- _TEXTO PROPORCIONADO_:
-*-

La queja viene desde ciertos investigadores, una del Instituto de Investigaciones Biomédicas de la UNAM y otro del Instituto Nacional de Ciencias Médicas y Nutrición “Salvador Zubirán”, que mencionan cómo es que el supuesto interés de las farmacéuticas, tanto por el consumidor final como por la preparación profesional de los médicos, tiene una agenda “oculta” que procura promover la compra de ciertos medicamentos.
Si bien es cierto que dichas prácticas pueden terminar en terribles abusos, cómo, por ejemplo, que el médico recetara medicinas que no funcionen con tal de poder cumplir su cuota y hacerse acreedor a un viaje, la realidad es que no veo lo terrible de la práctica en circunstancias normales. Es cierto, las farmacéuticas viven de las ganancias que representan las medicinas, lo que podría ser visto como algo negativo por alguna persona que no crea en la continua innovación (pues cómo habría innovación en el sector sin las utilidades que representa la venta del producto); sin embargo, ¿dónde estaríamos si las grandes empresas dedicadas a la salud no procuraran, con sus ventas, generar riqueza para sus dueños y colaboradores? ¿En dónde estaría, hoy por hoy, el sector salud? ¿Existirían tantas curas como las podemos encontrar hoy en día?

-*-

- _DATOS EXTRAÍDOS_:
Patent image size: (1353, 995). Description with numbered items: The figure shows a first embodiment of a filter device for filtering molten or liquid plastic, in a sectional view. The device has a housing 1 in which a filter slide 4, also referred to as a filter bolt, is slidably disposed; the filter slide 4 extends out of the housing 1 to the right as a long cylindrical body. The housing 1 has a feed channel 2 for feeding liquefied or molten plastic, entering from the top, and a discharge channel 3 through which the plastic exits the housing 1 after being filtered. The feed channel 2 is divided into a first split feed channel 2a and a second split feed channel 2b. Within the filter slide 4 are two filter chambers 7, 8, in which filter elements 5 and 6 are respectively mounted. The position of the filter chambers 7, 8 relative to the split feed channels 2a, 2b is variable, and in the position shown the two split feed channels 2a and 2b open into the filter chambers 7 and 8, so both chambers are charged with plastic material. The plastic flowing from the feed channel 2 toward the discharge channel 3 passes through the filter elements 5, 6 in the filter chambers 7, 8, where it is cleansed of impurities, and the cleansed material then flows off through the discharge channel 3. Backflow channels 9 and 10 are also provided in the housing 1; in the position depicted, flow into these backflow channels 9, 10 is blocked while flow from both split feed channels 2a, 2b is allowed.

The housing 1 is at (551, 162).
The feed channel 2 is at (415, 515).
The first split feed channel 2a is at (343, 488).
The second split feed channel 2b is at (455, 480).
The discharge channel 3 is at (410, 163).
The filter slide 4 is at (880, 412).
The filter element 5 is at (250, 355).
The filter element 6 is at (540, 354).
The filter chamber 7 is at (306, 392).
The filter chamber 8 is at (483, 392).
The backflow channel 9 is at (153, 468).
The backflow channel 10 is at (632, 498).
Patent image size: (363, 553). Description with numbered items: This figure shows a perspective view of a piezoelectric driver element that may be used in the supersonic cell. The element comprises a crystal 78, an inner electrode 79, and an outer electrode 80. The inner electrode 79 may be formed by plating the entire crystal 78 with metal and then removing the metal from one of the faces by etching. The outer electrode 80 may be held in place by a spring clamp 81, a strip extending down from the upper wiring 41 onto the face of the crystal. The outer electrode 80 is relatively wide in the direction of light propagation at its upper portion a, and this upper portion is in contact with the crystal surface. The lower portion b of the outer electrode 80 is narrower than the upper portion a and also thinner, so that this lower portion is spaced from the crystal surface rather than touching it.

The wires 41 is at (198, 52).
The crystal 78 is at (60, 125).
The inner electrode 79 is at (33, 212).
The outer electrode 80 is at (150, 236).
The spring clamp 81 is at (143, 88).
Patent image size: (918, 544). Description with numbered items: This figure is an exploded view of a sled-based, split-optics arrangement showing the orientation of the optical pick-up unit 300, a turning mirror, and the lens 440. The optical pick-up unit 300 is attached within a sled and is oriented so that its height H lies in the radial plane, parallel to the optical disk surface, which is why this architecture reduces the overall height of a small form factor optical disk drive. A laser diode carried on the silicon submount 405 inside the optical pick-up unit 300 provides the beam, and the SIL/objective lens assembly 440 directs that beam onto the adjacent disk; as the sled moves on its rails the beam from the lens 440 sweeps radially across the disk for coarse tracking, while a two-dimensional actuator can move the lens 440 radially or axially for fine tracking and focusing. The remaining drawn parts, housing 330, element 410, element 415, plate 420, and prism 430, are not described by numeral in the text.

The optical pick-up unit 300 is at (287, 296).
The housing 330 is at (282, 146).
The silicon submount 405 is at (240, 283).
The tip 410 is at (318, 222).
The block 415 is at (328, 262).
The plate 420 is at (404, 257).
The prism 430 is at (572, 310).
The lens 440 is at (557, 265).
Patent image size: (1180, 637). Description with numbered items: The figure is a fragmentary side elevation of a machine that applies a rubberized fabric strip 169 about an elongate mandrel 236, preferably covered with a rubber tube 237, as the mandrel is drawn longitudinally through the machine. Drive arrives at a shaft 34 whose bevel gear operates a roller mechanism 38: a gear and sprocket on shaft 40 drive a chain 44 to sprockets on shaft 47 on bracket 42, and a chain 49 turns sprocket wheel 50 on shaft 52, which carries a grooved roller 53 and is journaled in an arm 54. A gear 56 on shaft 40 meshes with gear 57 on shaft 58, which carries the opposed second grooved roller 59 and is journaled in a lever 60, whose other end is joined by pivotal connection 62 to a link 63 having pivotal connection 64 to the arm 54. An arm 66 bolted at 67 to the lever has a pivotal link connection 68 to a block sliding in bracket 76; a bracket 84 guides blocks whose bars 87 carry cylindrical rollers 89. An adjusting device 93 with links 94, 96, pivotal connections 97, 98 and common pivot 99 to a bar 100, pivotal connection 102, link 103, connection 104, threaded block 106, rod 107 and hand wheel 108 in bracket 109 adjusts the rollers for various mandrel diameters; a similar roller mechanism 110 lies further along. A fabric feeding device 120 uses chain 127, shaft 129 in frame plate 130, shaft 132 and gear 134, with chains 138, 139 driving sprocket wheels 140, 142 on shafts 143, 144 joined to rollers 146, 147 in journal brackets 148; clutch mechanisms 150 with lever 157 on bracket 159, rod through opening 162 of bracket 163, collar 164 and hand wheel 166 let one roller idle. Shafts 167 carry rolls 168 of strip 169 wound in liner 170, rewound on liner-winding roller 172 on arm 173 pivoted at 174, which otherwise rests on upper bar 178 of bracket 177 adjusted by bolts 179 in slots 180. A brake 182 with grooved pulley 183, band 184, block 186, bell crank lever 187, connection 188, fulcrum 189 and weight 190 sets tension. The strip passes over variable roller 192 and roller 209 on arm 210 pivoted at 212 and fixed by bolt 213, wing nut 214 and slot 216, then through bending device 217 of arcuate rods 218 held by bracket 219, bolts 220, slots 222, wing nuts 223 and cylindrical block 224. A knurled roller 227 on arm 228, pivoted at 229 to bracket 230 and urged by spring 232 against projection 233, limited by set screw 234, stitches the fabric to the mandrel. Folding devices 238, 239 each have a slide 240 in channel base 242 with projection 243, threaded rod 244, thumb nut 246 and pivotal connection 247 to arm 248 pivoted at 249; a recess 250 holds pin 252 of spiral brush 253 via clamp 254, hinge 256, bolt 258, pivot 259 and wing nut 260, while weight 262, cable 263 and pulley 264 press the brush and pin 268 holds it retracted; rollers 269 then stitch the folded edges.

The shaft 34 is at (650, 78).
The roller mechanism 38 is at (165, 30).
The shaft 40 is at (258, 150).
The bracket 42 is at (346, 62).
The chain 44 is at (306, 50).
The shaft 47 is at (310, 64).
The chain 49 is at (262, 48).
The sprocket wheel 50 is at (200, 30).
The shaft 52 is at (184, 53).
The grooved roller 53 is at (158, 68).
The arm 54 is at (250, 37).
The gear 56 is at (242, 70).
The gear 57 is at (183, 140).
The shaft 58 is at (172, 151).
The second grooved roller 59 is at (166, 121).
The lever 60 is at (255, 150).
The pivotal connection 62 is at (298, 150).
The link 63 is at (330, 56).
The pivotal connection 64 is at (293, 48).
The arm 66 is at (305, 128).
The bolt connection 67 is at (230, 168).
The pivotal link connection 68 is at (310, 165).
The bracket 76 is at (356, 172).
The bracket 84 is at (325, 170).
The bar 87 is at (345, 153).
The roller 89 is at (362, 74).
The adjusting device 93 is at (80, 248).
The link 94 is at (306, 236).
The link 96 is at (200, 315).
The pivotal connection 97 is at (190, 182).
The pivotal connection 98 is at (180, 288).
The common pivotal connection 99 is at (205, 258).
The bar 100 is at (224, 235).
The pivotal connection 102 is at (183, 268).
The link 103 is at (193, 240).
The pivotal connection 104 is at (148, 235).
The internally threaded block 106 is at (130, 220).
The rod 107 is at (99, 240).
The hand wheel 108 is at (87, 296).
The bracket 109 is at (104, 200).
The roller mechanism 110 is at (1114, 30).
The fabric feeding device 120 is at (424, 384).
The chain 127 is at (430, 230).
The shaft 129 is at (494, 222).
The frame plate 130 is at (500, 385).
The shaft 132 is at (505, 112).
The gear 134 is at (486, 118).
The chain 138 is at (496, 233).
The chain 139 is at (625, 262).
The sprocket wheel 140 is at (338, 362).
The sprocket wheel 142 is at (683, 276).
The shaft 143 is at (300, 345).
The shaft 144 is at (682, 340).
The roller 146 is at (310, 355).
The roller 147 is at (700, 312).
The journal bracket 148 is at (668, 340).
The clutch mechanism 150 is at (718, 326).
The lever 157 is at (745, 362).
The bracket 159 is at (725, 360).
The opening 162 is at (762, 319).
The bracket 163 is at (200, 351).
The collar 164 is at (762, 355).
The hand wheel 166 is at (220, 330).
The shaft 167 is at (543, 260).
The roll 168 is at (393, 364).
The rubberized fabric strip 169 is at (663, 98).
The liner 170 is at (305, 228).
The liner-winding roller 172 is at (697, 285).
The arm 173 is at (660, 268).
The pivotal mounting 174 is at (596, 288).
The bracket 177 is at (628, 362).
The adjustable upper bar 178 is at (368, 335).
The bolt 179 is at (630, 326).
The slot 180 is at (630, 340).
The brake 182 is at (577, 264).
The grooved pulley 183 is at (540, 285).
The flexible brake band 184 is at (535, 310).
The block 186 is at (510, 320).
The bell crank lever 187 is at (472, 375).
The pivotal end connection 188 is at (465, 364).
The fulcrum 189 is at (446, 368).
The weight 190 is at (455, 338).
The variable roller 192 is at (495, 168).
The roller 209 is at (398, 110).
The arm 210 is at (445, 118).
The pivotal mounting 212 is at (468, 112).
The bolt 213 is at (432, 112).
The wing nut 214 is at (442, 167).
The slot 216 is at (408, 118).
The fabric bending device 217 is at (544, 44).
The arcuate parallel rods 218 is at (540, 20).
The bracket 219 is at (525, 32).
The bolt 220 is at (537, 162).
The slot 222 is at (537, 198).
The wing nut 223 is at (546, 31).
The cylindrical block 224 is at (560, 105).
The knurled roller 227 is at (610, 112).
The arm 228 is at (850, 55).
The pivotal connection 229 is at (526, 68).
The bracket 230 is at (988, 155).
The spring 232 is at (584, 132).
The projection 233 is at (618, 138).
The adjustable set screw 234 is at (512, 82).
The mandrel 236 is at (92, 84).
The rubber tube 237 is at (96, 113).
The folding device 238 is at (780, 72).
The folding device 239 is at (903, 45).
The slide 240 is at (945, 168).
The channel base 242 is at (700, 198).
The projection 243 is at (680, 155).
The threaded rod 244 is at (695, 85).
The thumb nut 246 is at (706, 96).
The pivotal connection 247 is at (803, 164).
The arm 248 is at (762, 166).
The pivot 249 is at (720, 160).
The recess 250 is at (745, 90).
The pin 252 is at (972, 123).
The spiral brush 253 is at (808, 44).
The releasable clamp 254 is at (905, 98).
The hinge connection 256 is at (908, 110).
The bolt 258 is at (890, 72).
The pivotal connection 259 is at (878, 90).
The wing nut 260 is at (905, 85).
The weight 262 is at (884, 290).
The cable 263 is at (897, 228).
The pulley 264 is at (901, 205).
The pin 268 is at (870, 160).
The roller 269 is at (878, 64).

-*-

- _ACCIÓN REQUERIDA A_:
Repite sin cambios el fragmento del texto sobre las farmacéuticas que comienza en "Si bien es cierto" y termina en "hoy en día?".
- _ACCIÓN REQUERIDA B_:
Contesta, a partir del texto sobre las farmacéuticas, las preguntas siguientes:
(i) ¿De qué instituciones provienen los investigadores que presentan la queja?
(ii) ¿Qué ejemplo de abuso se menciona?
(iii) ¿De qué viven las farmacéuticas?
- _ACCIÓN REQUERIDA C_:
Retoma el texto sobre las farmacéuticas justo después de su última oración.

- _RESULTADO ESPERADO A_:
Si bien es cierto que dichas prácticas pueden terminar en terribles abusos, cómo, por ejemplo, que el médico recetara medicinas que no funcionen con tal de poder cumplir su cuota y hacerse acreedor a un viaje, la realidad es que no veo lo terrible de la práctica en circunstancias normales. Es cierto, las farmacéuticas viven de las ganancias que representan las medicinas, lo que podría ser visto como algo negativo por alguna persona que no crea en la continua innovación (pues cómo habría innovación en el sector sin las utilidades que representa la venta del producto); sin embargo, ¿dónde estaríamos si las grandes empresas dedicadas a la salud no procuraran, con sus ventas, generar riqueza para sus dueños y colaboradores? ¿En dónde estaría, hoy por hoy, el sector salud? ¿Existirían tantas curas como las podemos encontrar hoy en día?

- _RESULTADO ESPERADO B_:
(i) Del Instituto de Investigaciones Biomédicas de la UNAM y del Instituto Nacional de Ciencias Médicas y Nutrición “Salvador Zubirán”.
(ii) Que el médico recetara medicinas que no funcionen con tal de poder cumplir su cuota y hacerse acreedor a un viaje.
(iii) De las ganancias que representan las medicinas.

- _RESULTADO ESPERADO C_:
Normalmente pensamos que los precios de los medicamentos son altísimos, después de todo, ¿cuánto cuesta hacer una sola pastilla de cierto medicamento? El costo elevado responde a muchas más cosas que el costo de producción por unidad o, dicho de otro modo, si suponemos dentro del costo de cada pastilla toda la inversión en investigación necesaria, nos daríamos cuenta de que cada unidad es más cara de lo que pensábamos. Por supuesto siempre hay excesos, existen siempre productos -y no exclusivamente de la industria farmacéutica- cuyo margen de utilidad es tan alto que parece una grosería; también es cierto que en las medicinas duele más esta situación porque es un tema de salud, pero no podemos emitir juicios absolutos respecto de eventos aislados o que, al menos, no sean los que ocurren la gran mayoría de las veces. Además, el precio del producto responde, de igual manera, a una lógica de mercado que, hasta hoy, no ha podido ser sustituida por un modo más igualitario y justo de distribución.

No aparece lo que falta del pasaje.